EXERCISE =>
Select and copy out every line in the records containing "электромагнитной".

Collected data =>
* Start *

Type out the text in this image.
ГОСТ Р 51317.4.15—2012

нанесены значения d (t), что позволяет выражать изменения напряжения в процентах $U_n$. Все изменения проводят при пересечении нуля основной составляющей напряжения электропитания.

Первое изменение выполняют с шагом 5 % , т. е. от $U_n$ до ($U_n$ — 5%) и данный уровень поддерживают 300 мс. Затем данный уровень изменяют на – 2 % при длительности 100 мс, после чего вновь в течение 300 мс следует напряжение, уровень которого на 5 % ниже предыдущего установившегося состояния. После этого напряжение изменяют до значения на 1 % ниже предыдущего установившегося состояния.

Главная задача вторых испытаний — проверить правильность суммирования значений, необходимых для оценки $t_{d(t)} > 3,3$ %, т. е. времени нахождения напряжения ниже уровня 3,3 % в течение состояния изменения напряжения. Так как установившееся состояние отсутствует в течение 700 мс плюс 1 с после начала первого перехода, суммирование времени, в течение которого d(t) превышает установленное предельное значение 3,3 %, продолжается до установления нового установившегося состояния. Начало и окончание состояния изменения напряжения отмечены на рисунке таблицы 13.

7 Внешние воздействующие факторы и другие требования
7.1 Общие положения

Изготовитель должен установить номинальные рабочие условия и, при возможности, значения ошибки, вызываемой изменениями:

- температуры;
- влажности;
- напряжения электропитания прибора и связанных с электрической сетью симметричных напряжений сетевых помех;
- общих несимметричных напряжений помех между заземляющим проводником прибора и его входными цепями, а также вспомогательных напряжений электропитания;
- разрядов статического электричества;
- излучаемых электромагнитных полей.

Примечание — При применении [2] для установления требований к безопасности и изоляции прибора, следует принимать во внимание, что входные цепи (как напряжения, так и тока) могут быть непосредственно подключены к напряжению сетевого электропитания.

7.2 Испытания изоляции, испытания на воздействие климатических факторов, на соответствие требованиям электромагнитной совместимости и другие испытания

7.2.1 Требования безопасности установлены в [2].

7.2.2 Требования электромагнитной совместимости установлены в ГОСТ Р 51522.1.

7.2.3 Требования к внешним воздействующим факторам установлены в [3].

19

* End *

REPLY TO THE TASK =>
7.2 Испытания изоляции, испытания на воздействие климатических факторов, на соответствие требованиям электромагнитной совместимости и другие испытания
7.2.2 Требования электромагнитной совместимости установлены в ГОСТ Р 51522.1.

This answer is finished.